**PROBLEM TO WORK ON**
Transcribe every line exactly and omit anything that is a picture.

**AVAILABLE RECORDS**
————————

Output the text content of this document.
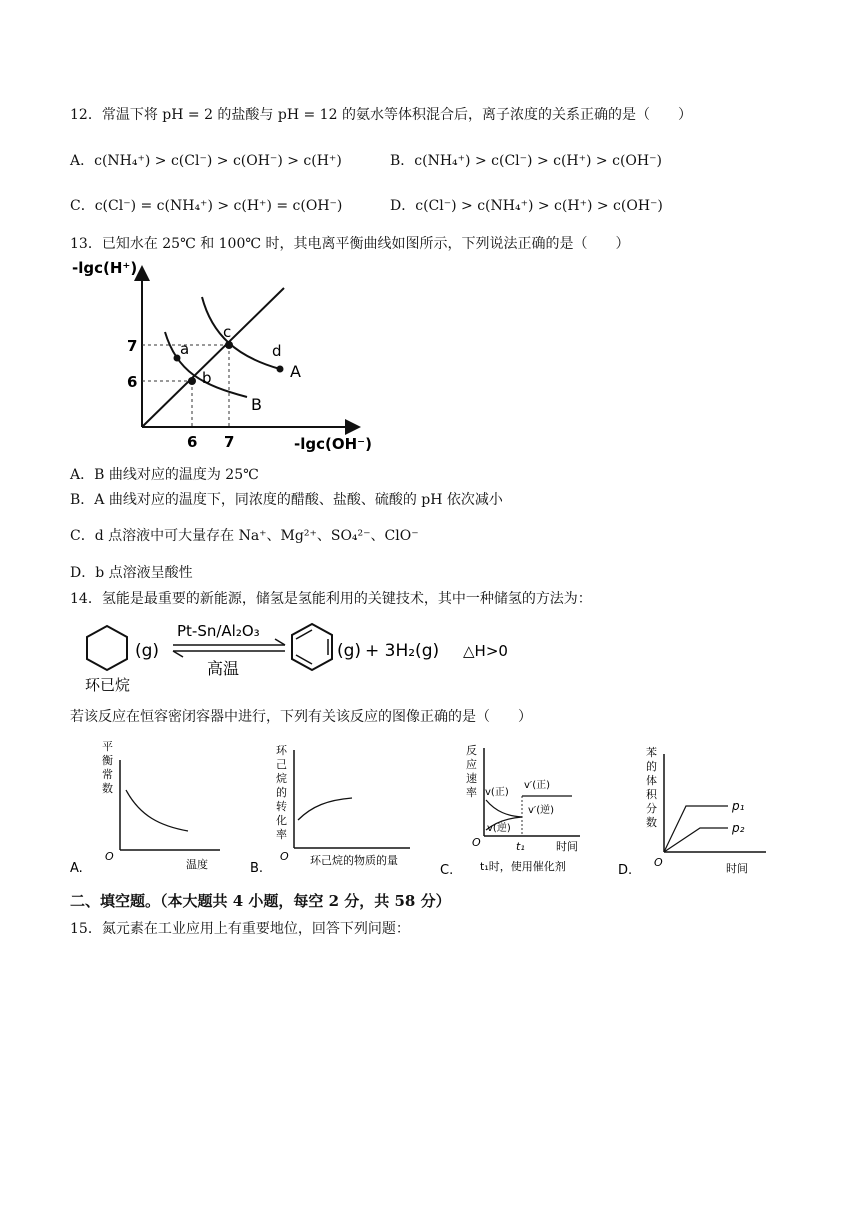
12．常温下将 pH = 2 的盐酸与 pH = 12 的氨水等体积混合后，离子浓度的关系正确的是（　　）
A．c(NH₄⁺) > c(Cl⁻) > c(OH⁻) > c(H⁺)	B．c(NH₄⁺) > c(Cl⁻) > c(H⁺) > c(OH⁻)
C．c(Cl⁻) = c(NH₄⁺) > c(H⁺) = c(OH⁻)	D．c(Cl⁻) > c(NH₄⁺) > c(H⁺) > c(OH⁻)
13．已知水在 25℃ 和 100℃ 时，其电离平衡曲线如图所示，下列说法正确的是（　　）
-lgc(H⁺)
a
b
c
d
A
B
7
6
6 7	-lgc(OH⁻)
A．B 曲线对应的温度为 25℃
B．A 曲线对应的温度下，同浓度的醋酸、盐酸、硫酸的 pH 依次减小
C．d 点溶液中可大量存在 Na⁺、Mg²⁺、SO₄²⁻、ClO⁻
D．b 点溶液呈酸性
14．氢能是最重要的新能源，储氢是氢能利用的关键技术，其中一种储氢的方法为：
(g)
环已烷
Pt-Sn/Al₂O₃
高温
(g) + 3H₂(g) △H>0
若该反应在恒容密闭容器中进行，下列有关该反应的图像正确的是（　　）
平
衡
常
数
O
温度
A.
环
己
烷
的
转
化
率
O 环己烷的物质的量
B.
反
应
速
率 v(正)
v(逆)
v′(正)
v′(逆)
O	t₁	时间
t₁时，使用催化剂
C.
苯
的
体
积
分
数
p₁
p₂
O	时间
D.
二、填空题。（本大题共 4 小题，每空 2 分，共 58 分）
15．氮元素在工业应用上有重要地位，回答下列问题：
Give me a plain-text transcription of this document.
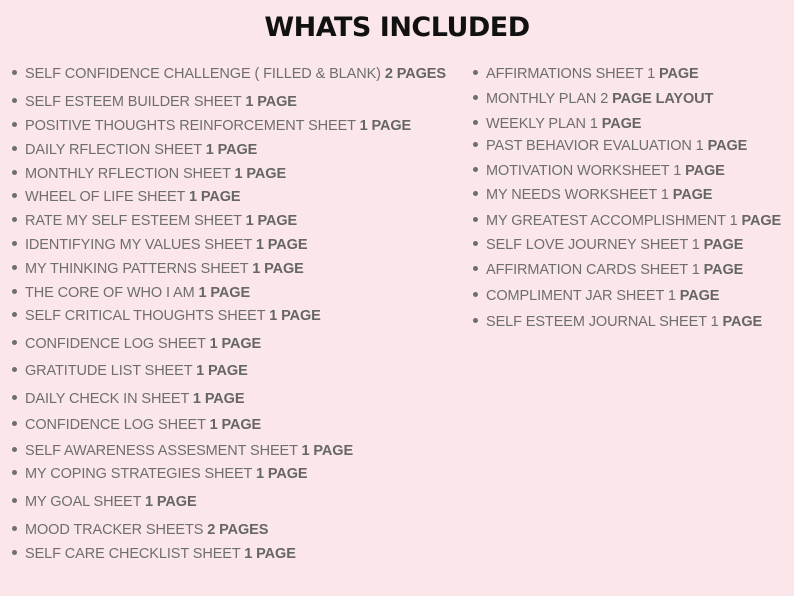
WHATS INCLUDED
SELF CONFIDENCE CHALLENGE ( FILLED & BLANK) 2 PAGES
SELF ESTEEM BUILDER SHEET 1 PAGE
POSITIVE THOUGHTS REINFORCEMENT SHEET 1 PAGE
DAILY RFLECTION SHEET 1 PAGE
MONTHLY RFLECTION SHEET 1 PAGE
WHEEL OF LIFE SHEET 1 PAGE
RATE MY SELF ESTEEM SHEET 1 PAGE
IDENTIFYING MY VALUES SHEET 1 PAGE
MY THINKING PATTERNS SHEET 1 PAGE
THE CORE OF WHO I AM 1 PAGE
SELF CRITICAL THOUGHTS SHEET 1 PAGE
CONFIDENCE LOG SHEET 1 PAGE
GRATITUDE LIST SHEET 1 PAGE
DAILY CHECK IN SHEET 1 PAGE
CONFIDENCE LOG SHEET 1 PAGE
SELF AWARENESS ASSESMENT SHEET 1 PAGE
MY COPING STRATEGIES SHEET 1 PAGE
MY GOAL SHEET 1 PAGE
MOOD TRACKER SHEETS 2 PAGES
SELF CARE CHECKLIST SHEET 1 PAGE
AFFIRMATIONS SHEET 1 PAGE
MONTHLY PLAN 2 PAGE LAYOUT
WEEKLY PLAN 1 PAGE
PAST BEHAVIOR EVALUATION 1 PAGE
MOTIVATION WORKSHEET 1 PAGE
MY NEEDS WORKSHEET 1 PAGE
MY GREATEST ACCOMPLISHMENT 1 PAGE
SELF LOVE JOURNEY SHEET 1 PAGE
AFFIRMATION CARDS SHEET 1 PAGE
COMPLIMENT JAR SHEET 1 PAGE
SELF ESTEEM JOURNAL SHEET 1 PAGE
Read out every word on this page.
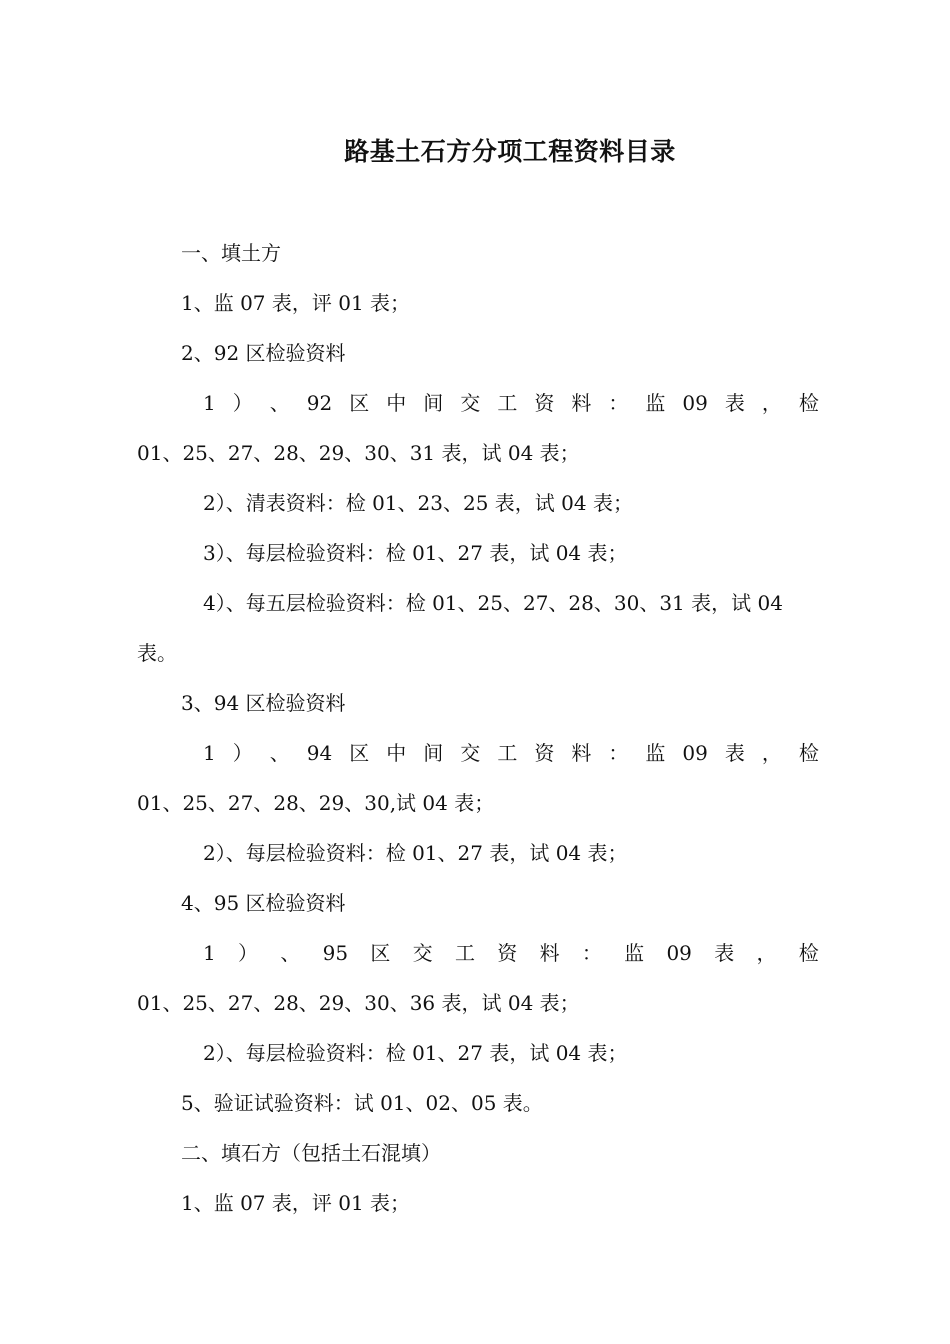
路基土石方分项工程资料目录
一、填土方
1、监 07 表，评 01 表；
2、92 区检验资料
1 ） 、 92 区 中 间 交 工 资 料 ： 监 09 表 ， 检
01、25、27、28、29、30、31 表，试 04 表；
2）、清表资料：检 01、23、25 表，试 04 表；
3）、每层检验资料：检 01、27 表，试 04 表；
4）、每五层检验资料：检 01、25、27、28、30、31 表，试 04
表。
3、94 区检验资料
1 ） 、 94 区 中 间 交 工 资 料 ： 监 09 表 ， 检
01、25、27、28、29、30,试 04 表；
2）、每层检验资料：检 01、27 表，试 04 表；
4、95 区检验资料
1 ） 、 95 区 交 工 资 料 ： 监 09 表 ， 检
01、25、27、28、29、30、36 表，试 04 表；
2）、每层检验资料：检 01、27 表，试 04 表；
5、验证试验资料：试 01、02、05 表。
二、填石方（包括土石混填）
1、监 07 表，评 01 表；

————————

**FINISHED TASK**
Output the text content of this document.
12．常温下将 pH = 2 的盐酸与 pH = 12 的氨水等体积混合后，离子浓度的关系正确的是（　　）
A．c(NH₄⁺) > c(Cl⁻) > c(OH⁻) > c(H⁺)	B．c(NH₄⁺) > c(Cl⁻) > c(H⁺) > c(OH⁻)
C．c(Cl⁻) = c(NH₄⁺) > c(H⁺) = c(OH⁻)	D．c(Cl⁻) > c(NH₄⁺) > c(H⁺) > c(OH⁻)
13．已知水在 25℃ 和 100℃ 时，其电离平衡曲线如图所示，下列说法正确的是（　　）
-lgc(H⁺)
a
b
c
d
A
B
7
6
6 7	-lgc(OH⁻)
A．B 曲线对应的温度为 25℃
B．A 曲线对应的温度下，同浓度的醋酸、盐酸、硫酸的 pH 依次减小
C．d 点溶液中可大量存在 Na⁺、Mg²⁺、SO₄²⁻、ClO⁻
D．b 点溶液呈酸性
14．氢能是最重要的新能源，储氢是氢能利用的关键技术，其中一种储氢的方法为：
(g)
环已烷
Pt-Sn/Al₂O₃
高温
(g) + 3H₂(g) △H>0
若该反应在恒容密闭容器中进行，下列有关该反应的图像正确的是（　　）
平
衡
常
数
O
温度
A.
环
己
烷
的
转
化
率
O 环己烷的物质的量
B.
反
应
速
率 v(正)
v(逆)
v′(正)
v′(逆)
O	t₁	时间
t₁时，使用催化剂
C.
苯
的
体
积
分
数
p₁
p₂
O	时间
D.
二、填空题。（本大题共 4 小题，每空 2 分，共 58 分）
15．氮元素在工业应用上有重要地位，回答下列问题：
Give me a plain-text transcription of this document.
WHATS INCLUDED
SELF CONFIDENCE CHALLENGE ( FILLED & BLANK) 2 PAGES
SELF ESTEEM BUILDER SHEET 1 PAGE
POSITIVE THOUGHTS REINFORCEMENT SHEET 1 PAGE
DAILY RFLECTION SHEET 1 PAGE
MONTHLY RFLECTION SHEET 1 PAGE
WHEEL OF LIFE SHEET 1 PAGE
RATE MY SELF ESTEEM SHEET 1 PAGE
IDENTIFYING MY VALUES SHEET 1 PAGE
MY THINKING PATTERNS SHEET 1 PAGE
THE CORE OF WHO I AM 1 PAGE
SELF CRITICAL THOUGHTS SHEET 1 PAGE
CONFIDENCE LOG SHEET 1 PAGE
GRATITUDE LIST SHEET 1 PAGE
DAILY CHECK IN SHEET 1 PAGE
CONFIDENCE LOG SHEET 1 PAGE
SELF AWARENESS ASSESMENT SHEET 1 PAGE
MY COPING STRATEGIES SHEET 1 PAGE
MY GOAL SHEET 1 PAGE
MOOD TRACKER SHEETS 2 PAGES
SELF CARE CHECKLIST SHEET 1 PAGE
AFFIRMATIONS SHEET 1 PAGE
MONTHLY PLAN 2 PAGE LAYOUT
WEEKLY PLAN 1 PAGE
PAST BEHAVIOR EVALUATION 1 PAGE
MOTIVATION WORKSHEET 1 PAGE
MY NEEDS WORKSHEET 1 PAGE
MY GREATEST ACCOMPLISHMENT 1 PAGE
SELF LOVE JOURNEY SHEET 1 PAGE
AFFIRMATION CARDS SHEET 1 PAGE
COMPLIMENT JAR SHEET 1 PAGE
SELF ESTEEM JOURNAL SHEET 1 PAGE
Read out every word on this page.
路基土石方分项工程资料目录
一、填土方
1、监 07 表，评 01 表；
2、92 区检验资料
1 ） 、 92 区 中 间 交 工 资 料 ： 监 09 表 ， 检
01、25、27、28、29、30、31 表，试 04 表；
2）、清表资料：检 01、23、25 表，试 04 表；
3）、每层检验资料：检 01、27 表，试 04 表；
4）、每五层检验资料：检 01、25、27、28、30、31 表，试 04
表。
3、94 区检验资料
1 ） 、 94 区 中 间 交 工 资 料 ： 监 09 表 ， 检
01、25、27、28、29、30,试 04 表；
2）、每层检验资料：检 01、27 表，试 04 表；
4、95 区检验资料
1 ） 、 95 区 交 工 资 料 ： 监 09 表 ， 检
01、25、27、28、29、30、36 表，试 04 表；
2）、每层检验资料：检 01、27 表，试 04 表；
5、验证试验资料：试 01、02、05 表。
二、填石方（包括土石混填）
1、监 07 表，评 01 表；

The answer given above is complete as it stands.